■ TASK REQUIREMENTS ■
Extract the complete listing and repeat it word for word.

—————

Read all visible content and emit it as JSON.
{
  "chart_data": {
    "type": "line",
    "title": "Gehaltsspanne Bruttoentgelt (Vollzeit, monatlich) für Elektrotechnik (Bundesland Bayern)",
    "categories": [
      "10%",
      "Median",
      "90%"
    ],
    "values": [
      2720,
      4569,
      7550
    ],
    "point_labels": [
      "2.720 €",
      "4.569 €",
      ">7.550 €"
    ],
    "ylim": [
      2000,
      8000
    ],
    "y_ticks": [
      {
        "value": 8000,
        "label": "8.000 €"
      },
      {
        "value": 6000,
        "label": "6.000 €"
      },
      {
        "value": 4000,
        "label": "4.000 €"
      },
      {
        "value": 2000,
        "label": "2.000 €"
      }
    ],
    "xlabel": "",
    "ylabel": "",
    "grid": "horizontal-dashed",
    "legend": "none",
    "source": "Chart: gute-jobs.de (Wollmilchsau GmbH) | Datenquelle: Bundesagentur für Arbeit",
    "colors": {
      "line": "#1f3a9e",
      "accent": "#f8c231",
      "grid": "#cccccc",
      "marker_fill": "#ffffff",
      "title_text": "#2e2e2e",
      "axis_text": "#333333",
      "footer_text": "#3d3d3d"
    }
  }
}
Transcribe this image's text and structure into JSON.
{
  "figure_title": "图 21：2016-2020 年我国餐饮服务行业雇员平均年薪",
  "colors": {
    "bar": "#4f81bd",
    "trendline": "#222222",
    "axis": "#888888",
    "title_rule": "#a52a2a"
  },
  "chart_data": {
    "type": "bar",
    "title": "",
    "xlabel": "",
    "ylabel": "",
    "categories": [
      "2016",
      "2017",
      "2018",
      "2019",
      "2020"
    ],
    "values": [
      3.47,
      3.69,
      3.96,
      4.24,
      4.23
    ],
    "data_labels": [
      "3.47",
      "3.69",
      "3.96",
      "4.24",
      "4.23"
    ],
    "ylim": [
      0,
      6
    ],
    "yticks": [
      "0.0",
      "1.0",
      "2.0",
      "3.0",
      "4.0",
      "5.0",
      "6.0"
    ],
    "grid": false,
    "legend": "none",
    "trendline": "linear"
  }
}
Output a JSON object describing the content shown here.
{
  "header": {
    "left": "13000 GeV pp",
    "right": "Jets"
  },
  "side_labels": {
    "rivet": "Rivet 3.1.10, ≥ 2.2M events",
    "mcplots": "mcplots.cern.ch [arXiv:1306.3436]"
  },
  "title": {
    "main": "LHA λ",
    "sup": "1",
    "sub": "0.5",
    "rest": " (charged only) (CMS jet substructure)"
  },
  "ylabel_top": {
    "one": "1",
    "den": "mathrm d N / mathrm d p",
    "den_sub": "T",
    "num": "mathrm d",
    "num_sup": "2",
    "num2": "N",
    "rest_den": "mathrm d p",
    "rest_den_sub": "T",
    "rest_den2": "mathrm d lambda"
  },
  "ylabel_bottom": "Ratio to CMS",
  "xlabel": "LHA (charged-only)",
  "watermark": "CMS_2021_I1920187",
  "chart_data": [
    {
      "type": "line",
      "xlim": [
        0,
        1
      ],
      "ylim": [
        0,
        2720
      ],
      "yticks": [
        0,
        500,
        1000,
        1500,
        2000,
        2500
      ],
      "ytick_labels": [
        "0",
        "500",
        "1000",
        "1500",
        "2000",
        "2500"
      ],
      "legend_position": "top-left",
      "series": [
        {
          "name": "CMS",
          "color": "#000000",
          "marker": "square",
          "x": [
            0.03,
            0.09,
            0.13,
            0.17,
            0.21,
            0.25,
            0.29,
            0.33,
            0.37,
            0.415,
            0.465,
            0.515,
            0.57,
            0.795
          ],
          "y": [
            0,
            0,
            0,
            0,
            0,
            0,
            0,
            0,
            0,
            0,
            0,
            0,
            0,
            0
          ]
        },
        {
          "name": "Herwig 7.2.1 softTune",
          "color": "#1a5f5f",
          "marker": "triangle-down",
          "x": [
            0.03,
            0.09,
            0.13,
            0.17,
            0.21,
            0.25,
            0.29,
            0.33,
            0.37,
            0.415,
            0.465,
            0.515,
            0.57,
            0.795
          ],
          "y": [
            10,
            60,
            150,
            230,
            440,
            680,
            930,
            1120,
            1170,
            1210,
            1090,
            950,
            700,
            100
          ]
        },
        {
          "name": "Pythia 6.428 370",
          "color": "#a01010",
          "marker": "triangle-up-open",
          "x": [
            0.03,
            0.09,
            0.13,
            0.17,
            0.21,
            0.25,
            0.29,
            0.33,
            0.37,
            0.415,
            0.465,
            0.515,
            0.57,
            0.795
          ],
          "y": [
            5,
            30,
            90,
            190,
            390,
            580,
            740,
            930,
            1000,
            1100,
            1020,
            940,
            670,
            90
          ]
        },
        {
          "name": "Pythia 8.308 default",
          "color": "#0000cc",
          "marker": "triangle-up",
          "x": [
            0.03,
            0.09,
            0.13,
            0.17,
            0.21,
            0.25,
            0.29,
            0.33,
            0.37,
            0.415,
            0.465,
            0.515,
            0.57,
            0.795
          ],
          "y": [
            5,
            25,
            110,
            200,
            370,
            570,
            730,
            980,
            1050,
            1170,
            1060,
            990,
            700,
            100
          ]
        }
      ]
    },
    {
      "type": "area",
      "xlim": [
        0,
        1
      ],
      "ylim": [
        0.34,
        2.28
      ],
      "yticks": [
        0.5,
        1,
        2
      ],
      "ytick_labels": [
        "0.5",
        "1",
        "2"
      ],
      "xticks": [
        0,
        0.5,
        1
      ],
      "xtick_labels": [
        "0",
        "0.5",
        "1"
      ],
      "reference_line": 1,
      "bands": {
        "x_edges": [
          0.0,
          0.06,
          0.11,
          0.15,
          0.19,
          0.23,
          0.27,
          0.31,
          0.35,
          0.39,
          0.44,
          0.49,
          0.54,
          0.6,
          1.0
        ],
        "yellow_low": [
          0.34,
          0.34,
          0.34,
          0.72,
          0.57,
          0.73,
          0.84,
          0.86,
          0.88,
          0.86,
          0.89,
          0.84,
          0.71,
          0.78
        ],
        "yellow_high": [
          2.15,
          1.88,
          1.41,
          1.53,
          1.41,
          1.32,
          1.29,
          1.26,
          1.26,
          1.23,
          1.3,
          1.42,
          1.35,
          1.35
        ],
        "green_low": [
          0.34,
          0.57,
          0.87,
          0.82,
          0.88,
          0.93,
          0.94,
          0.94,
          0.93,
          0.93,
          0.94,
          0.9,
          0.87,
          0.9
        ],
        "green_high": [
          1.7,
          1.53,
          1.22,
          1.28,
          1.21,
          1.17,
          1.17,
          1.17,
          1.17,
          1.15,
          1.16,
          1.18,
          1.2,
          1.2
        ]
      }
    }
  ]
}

—————

■ RESULT FOR THIS EXERCISE ■
Read all visible content and emit it as JSON.
{
  "chart_data": {
    "type": "line",
    "title": "Gehaltsspanne Bruttoentgelt (Vollzeit, monatlich) für Elektrotechnik (Bundesland Bayern)",
    "categories": [
      "10%",
      "Median",
      "90%"
    ],
    "values": [
      2720,
      4569,
      7550
    ],
    "point_labels": [
      "2.720 €",
      "4.569 €",
      ">7.550 €"
    ],
    "ylim": [
      2000,
      8000
    ],
    "y_ticks": [
      {
        "value": 8000,
        "label": "8.000 €"
      },
      {
        "value": 6000,
        "label": "6.000 €"
      },
      {
        "value": 4000,
        "label": "4.000 €"
      },
      {
        "value": 2000,
        "label": "2.000 €"
      }
    ],
    "xlabel": "",
    "ylabel": "",
    "grid": "horizontal-dashed",
    "legend": "none",
    "source": "Chart: gute-jobs.de (Wollmilchsau GmbH) | Datenquelle: Bundesagentur für Arbeit",
    "colors": {
      "line": "#1f3a9e",
      "accent": "#f8c231",
      "grid": "#cccccc",
      "marker_fill": "#ffffff",
      "title_text": "#2e2e2e",
      "axis_text": "#333333",
      "footer_text": "#3d3d3d"
    }
  }
}
Transcribe this image's text and structure into JSON.
{
  "figure_title": "图 21：2016-2020 年我国餐饮服务行业雇员平均年薪",
  "colors": {
    "bar": "#4f81bd",
    "trendline": "#222222",
    "axis": "#888888",
    "title_rule": "#a52a2a"
  },
  "chart_data": {
    "type": "bar",
    "title": "",
    "xlabel": "",
    "ylabel": "",
    "categories": [
      "2016",
      "2017",
      "2018",
      "2019",
      "2020"
    ],
    "values": [
      3.47,
      3.69,
      3.96,
      4.24,
      4.23
    ],
    "data_labels": [
      "3.47",
      "3.69",
      "3.96",
      "4.24",
      "4.23"
    ],
    "ylim": [
      0,
      6
    ],
    "yticks": [
      "0.0",
      "1.0",
      "2.0",
      "3.0",
      "4.0",
      "5.0",
      "6.0"
    ],
    "grid": false,
    "legend": "none",
    "trendline": "linear"
  }
}
Output a JSON object describing the content shown here.
{
  "header": {
    "left": "13000 GeV pp",
    "right": "Jets"
  },
  "side_labels": {
    "rivet": "Rivet 3.1.10, ≥ 2.2M events",
    "mcplots": "mcplots.cern.ch [arXiv:1306.3436]"
  },
  "title": {
    "main": "LHA λ",
    "sup": "1",
    "sub": "0.5",
    "rest": " (charged only) (CMS jet substructure)"
  },
  "ylabel_top": {
    "one": "1",
    "den": "mathrm d N / mathrm d p",
    "den_sub": "T",
    "num": "mathrm d",
    "num_sup": "2",
    "num2": "N",
    "rest_den": "mathrm d p",
    "rest_den_sub": "T",
    "rest_den2": "mathrm d lambda"
  },
  "ylabel_bottom": "Ratio to CMS",
  "xlabel": "LHA (charged-only)",
  "watermark": "CMS_2021_I1920187",
  "chart_data": [
    {
      "type": "line",
      "xlim": [
        0,
        1
      ],
      "ylim": [
        0,
        2720
      ],
      "yticks": [
        0,
        500,
        1000,
        1500,
        2000,
        2500
      ],
      "ytick_labels": [
        "0",
        "500",
        "1000",
        "1500",
        "2000",
        "2500"
      ],
      "legend_position": "top-left",
      "series": [
        {
          "name": "CMS",
          "color": "#000000",
          "marker": "square",
          "x": [
            0.03,
            0.09,
            0.13,
            0.17,
            0.21,
            0.25,
            0.29,
            0.33,
            0.37,
            0.415,
            0.465,
            0.515,
            0.57,
            0.795
          ],
          "y": [
            0,
            0,
            0,
            0,
            0,
            0,
            0,
            0,
            0,
            0,
            0,
            0,
            0,
            0
          ]
        },
        {
          "name": "Herwig 7.2.1 softTune",
          "color": "#1a5f5f",
          "marker": "triangle-down",
          "x": [
            0.03,
            0.09,
            0.13,
            0.17,
            0.21,
            0.25,
            0.29,
            0.33,
            0.37,
            0.415,
            0.465,
            0.515,
            0.57,
            0.795
          ],
          "y": [
            10,
            60,
            150,
            230,
            440,
            680,
            930,
            1120,
            1170,
            1210,
            1090,
            950,
            700,
            100
          ]
        },
        {
          "name": "Pythia 6.428 370",
          "color": "#a01010",
          "marker": "triangle-up-open",
          "x": [
            0.03,
            0.09,
            0.13,
            0.17,
            0.21,
            0.25,
            0.29,
            0.33,
            0.37,
            0.415,
            0.465,
            0.515,
            0.57,
            0.795
          ],
          "y": [
            5,
            30,
            90,
            190,
            390,
            580,
            740,
            930,
            1000,
            1100,
            1020,
            940,
            670,
            90
          ]
        },
        {
          "name": "Pythia 8.308 default",
          "color": "#0000cc",
          "marker": "triangle-up",
          "x": [
            0.03,
            0.09,
            0.13,
            0.17,
            0.21,
            0.25,
            0.29,
            0.33,
            0.37,
            0.415,
            0.465,
            0.515,
            0.57,
            0.795
          ],
          "y": [
            5,
            25,
            110,
            200,
            370,
            570,
            730,
            980,
            1050,
            1170,
            1060,
            990,
            700,
            100
          ]
        }
      ]
    },
    {
      "type": "area",
      "xlim": [
        0,
        1
      ],
      "ylim": [
        0.34,
        2.28
      ],
      "yticks": [
        0.5,
        1,
        2
      ],
      "ytick_labels": [
        "0.5",
        "1",
        "2"
      ],
      "xticks": [
        0,
        0.5,
        1
      ],
      "xtick_labels": [
        "0",
        "0.5",
        "1"
      ],
      "reference_line": 1,
      "bands": {
        "x_edges": [
          0.0,
          0.06,
          0.11,
          0.15,
          0.19,
          0.23,
          0.27,
          0.31,
          0.35,
          0.39,
          0.44,
          0.49,
          0.54,
          0.6,
          1.0
        ],
        "yellow_low": [
          0.34,
          0.34,
          0.34,
          0.72,
          0.57,
          0.73,
          0.84,
          0.86,
          0.88,
          0.86,
          0.89,
          0.84,
          0.71,
          0.78
        ],
        "yellow_high": [
          2.15,
          1.88,
          1.41,
          1.53,
          1.41,
          1.32,
          1.29,
          1.26,
          1.26,
          1.23,
          1.3,
          1.42,
          1.35,
          1.35
        ],
        "green_low": [
          0.34,
          0.57,
          0.87,
          0.82,
          0.88,
          0.93,
          0.94,
          0.94,
          0.93,
          0.93,
          0.94,
          0.9,
          0.87,
          0.9
        ],
        "green_high": [
          1.7,
          1.53,
          1.22,
          1.28,
          1.21,
          1.17,
          1.17,
          1.17,
          1.17,
          1.15,
          1.16,
          1.18,
          1.2,
          1.2
        ]
      }
    }
  ]
}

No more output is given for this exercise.